> Task brief
Reproduce every entry exactly as shown.

> Entries shown
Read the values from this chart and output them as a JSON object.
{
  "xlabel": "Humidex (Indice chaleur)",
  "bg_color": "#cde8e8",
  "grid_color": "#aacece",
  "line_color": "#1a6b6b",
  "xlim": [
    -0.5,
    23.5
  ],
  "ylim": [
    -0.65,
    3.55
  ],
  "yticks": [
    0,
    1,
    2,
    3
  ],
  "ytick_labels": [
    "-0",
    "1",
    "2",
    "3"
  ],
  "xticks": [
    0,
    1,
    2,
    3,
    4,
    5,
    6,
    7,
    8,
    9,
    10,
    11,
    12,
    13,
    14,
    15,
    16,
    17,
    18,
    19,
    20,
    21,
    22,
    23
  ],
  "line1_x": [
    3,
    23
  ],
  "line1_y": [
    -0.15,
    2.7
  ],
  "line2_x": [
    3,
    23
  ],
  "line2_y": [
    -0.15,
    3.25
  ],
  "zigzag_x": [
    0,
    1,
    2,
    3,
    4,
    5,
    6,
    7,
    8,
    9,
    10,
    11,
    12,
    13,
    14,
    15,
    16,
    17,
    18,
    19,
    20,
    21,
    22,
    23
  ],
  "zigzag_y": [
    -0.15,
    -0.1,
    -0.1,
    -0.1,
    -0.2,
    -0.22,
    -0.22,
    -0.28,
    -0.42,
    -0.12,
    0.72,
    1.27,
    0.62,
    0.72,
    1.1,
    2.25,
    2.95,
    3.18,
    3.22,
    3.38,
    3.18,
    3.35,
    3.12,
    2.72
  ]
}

> Full solution
Read the values from this chart and output them as a JSON object.
{
  "xlabel": "Humidex (Indice chaleur)",
  "bg_color": "#cde8e8",
  "grid_color": "#aacece",
  "line_color": "#1a6b6b",
  "xlim": [
    -0.5,
    23.5
  ],
  "ylim": [
    -0.65,
    3.55
  ],
  "yticks": [
    0,
    1,
    2,
    3
  ],
  "ytick_labels": [
    "-0",
    "1",
    "2",
    "3"
  ],
  "xticks": [
    0,
    1,
    2,
    3,
    4,
    5,
    6,
    7,
    8,
    9,
    10,
    11,
    12,
    13,
    14,
    15,
    16,
    17,
    18,
    19,
    20,
    21,
    22,
    23
  ],
  "line1_x": [
    3,
    23
  ],
  "line1_y": [
    -0.15,
    2.7
  ],
  "line2_x": [
    3,
    23
  ],
  "line2_y": [
    -0.15,
    3.25
  ],
  "zigzag_x": [
    0,
    1,
    2,
    3,
    4,
    5,
    6,
    7,
    8,
    9,
    10,
    11,
    12,
    13,
    14,
    15,
    16,
    17,
    18,
    19,
    20,
    21,
    22,
    23
  ],
  "zigzag_y": [
    -0.15,
    -0.1,
    -0.1,
    -0.1,
    -0.2,
    -0.22,
    -0.22,
    -0.28,
    -0.42,
    -0.12,
    0.72,
    1.27,
    0.62,
    0.72,
    1.1,
    2.25,
    2.95,
    3.18,
    3.22,
    3.38,
    3.18,
    3.35,
    3.12,
    2.72
  ]
}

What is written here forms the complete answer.